• **Objective**:
Without including any images, reproduce each entry exactly.

# Recorded data start

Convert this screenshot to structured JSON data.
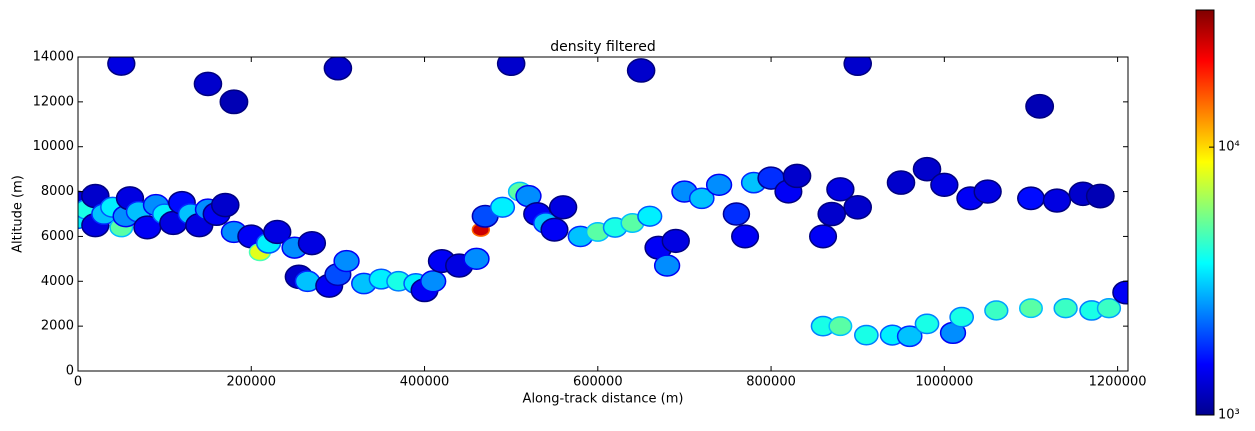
{
  "chart_data": {
    "type": "contour",
    "title": "density filtered",
    "x_label": "Along-track distance (m)",
    "y_label": "Altitude (m)",
    "xlim": [
      0,
      1212000
    ],
    "ylim": [
      0,
      14000
    ],
    "xticks": [
      0,
      200000,
      400000,
      600000,
      800000,
      1000000,
      1200000
    ],
    "yticks": [
      0,
      2000,
      4000,
      6000,
      8000,
      10000,
      12000,
      14000
    ],
    "colormap": "jet",
    "colorbar": {
      "lim": [
        1000,
        32500
      ],
      "log": true,
      "ticks": [
        {
          "value": 1000,
          "label": "10³"
        },
        {
          "value": 10000,
          "label": "10⁴"
        }
      ]
    },
    "x": [
      0,
      0,
      10000,
      20000,
      20000,
      30000,
      40000,
      50000,
      55000,
      60000,
      70000,
      80000,
      90000,
      100000,
      110000,
      120000,
      130000,
      140000,
      150000,
      160000,
      170000,
      180000,
      200000,
      210000,
      220000,
      230000,
      250000,
      270000,
      255000,
      265000,
      290000,
      300000,
      310000,
      330000,
      350000,
      370000,
      390000,
      400000,
      410000,
      420000,
      440000,
      460000,
      465000,
      470000,
      490000,
      510000,
      520000,
      530000,
      540000,
      550000,
      560000,
      580000,
      600000,
      620000,
      640000,
      660000,
      670000,
      680000,
      690000,
      700000,
      720000,
      740000,
      760000,
      770000,
      780000,
      800000,
      820000,
      830000,
      860000,
      870000,
      880000,
      900000,
      950000,
      980000,
      1000000,
      1030000,
      1050000,
      1100000,
      1130000,
      1160000,
      1180000,
      860000,
      880000,
      910000,
      940000,
      960000,
      980000,
      1010000,
      1020000,
      1060000,
      1100000,
      1140000,
      1170000,
      1190000,
      1210000,
      50000,
      150000,
      300000,
      500000,
      650000,
      900000,
      180000,
      1110000
    ],
    "y": [
      7500,
      6800,
      7200,
      6500,
      7800,
      7000,
      7300,
      6400,
      6900,
      7700,
      7100,
      6400,
      7400,
      7000,
      6600,
      7500,
      7000,
      6500,
      7200,
      7000,
      7400,
      6200,
      6000,
      5300,
      5700,
      6200,
      5500,
      5700,
      4200,
      4000,
      3800,
      4300,
      4900,
      3900,
      4100,
      4000,
      3900,
      3600,
      4000,
      4900,
      4700,
      5000,
      6300,
      6900,
      7300,
      8000,
      7800,
      7000,
      6600,
      6300,
      7300,
      6000,
      6200,
      6400,
      6600,
      6900,
      5500,
      4700,
      5800,
      8000,
      7700,
      8300,
      7000,
      6000,
      8400,
      8600,
      8000,
      8700,
      6000,
      7000,
      8100,
      7300,
      8400,
      9000,
      8300,
      7700,
      8000,
      7700,
      7600,
      7900,
      7800,
      2000,
      2000,
      1600,
      1600,
      1550,
      2100,
      1700,
      2400,
      2700,
      2800,
      2800,
      2700,
      2800,
      3500,
      13700,
      12800,
      13500,
      13700,
      13400,
      13700,
      12000,
      11800
    ],
    "values": [
      1400,
      3500,
      4000,
      1400,
      1300,
      3000,
      3500,
      5000,
      2500,
      1400,
      3000,
      1500,
      2500,
      3500,
      1400,
      1600,
      3000,
      1400,
      2500,
      1500,
      1300,
      2500,
      1500,
      8000,
      3500,
      1400,
      2500,
      1400,
      1300,
      3000,
      1500,
      2000,
      2500,
      3000,
      3500,
      4000,
      3500,
      1500,
      2500,
      1500,
      1400,
      2500,
      25000,
      2000,
      3500,
      5000,
      2500,
      1500,
      3000,
      1500,
      1400,
      3000,
      5000,
      4000,
      5000,
      3500,
      1500,
      2500,
      1400,
      2500,
      3000,
      2500,
      1800,
      1500,
      3000,
      1800,
      1500,
      1300,
      1500,
      1300,
      1400,
      1300,
      1300,
      1300,
      1400,
      1500,
      1400,
      1600,
      1400,
      1300,
      1200,
      4000,
      5000,
      4000,
      3500,
      3000,
      4000,
      2500,
      4000,
      4500,
      5000,
      4500,
      4000,
      4500,
      1500,
      1400,
      1300,
      1300,
      1300,
      1300,
      1300,
      1200,
      1200
    ]
  }
}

# Recorded data end

• **Written answer**:
Convert this screenshot to structured JSON data.
{
  "chart_data": {
    "type": "contour",
    "title": "density filtered",
    "x_label": "Along-track distance (m)",
    "y_label": "Altitude (m)",
    "xlim": [
      0,
      1212000
    ],
    "ylim": [
      0,
      14000
    ],
    "xticks": [
      0,
      200000,
      400000,
      600000,
      800000,
      1000000,
      1200000
    ],
    "yticks": [
      0,
      2000,
      4000,
      6000,
      8000,
      10000,
      12000,
      14000
    ],
    "colormap": "jet",
    "colorbar": {
      "lim": [
        1000,
        32500
      ],
      "log": true,
      "ticks": [
        {
          "value": 1000,
          "label": "10³"
        },
        {
          "value": 10000,
          "label": "10⁴"
        }
      ]
    },
    "x": [
      0,
      0,
      10000,
      20000,
      20000,
      30000,
      40000,
      50000,
      55000,
      60000,
      70000,
      80000,
      90000,
      100000,
      110000,
      120000,
      130000,
      140000,
      150000,
      160000,
      170000,
      180000,
      200000,
      210000,
      220000,
      230000,
      250000,
      270000,
      255000,
      265000,
      290000,
      300000,
      310000,
      330000,
      350000,
      370000,
      390000,
      400000,
      410000,
      420000,
      440000,
      460000,
      465000,
      470000,
      490000,
      510000,
      520000,
      530000,
      540000,
      550000,
      560000,
      580000,
      600000,
      620000,
      640000,
      660000,
      670000,
      680000,
      690000,
      700000,
      720000,
      740000,
      760000,
      770000,
      780000,
      800000,
      820000,
      830000,
      860000,
      870000,
      880000,
      900000,
      950000,
      980000,
      1000000,
      1030000,
      1050000,
      1100000,
      1130000,
      1160000,
      1180000,
      860000,
      880000,
      910000,
      940000,
      960000,
      980000,
      1010000,
      1020000,
      1060000,
      1100000,
      1140000,
      1170000,
      1190000,
      1210000,
      50000,
      150000,
      300000,
      500000,
      650000,
      900000,
      180000,
      1110000
    ],
    "y": [
      7500,
      6800,
      7200,
      6500,
      7800,
      7000,
      7300,
      6400,
      6900,
      7700,
      7100,
      6400,
      7400,
      7000,
      6600,
      7500,
      7000,
      6500,
      7200,
      7000,
      7400,
      6200,
      6000,
      5300,
      5700,
      6200,
      5500,
      5700,
      4200,
      4000,
      3800,
      4300,
      4900,
      3900,
      4100,
      4000,
      3900,
      3600,
      4000,
      4900,
      4700,
      5000,
      6300,
      6900,
      7300,
      8000,
      7800,
      7000,
      6600,
      6300,
      7300,
      6000,
      6200,
      6400,
      6600,
      6900,
      5500,
      4700,
      5800,
      8000,
      7700,
      8300,
      7000,
      6000,
      8400,
      8600,
      8000,
      8700,
      6000,
      7000,
      8100,
      7300,
      8400,
      9000,
      8300,
      7700,
      8000,
      7700,
      7600,
      7900,
      7800,
      2000,
      2000,
      1600,
      1600,
      1550,
      2100,
      1700,
      2400,
      2700,
      2800,
      2800,
      2700,
      2800,
      3500,
      13700,
      12800,
      13500,
      13700,
      13400,
      13700,
      12000,
      11800
    ],
    "values": [
      1400,
      3500,
      4000,
      1400,
      1300,
      3000,
      3500,
      5000,
      2500,
      1400,
      3000,
      1500,
      2500,
      3500,
      1400,
      1600,
      3000,
      1400,
      2500,
      1500,
      1300,
      2500,
      1500,
      8000,
      3500,
      1400,
      2500,
      1400,
      1300,
      3000,
      1500,
      2000,
      2500,
      3000,
      3500,
      4000,
      3500,
      1500,
      2500,
      1500,
      1400,
      2500,
      25000,
      2000,
      3500,
      5000,
      2500,
      1500,
      3000,
      1500,
      1400,
      3000,
      5000,
      4000,
      5000,
      3500,
      1500,
      2500,
      1400,
      2500,
      3000,
      2500,
      1800,
      1500,
      3000,
      1800,
      1500,
      1300,
      1500,
      1300,
      1400,
      1300,
      1300,
      1300,
      1400,
      1500,
      1400,
      1600,
      1400,
      1300,
      1200,
      4000,
      5000,
      4000,
      3500,
      3000,
      4000,
      2500,
      4000,
      4500,
      5000,
      4500,
      4000,
      4500,
      1500,
      1400,
      1300,
      1300,
      1300,
      1300,
      1300,
      1200,
      1200
    ]
  }
}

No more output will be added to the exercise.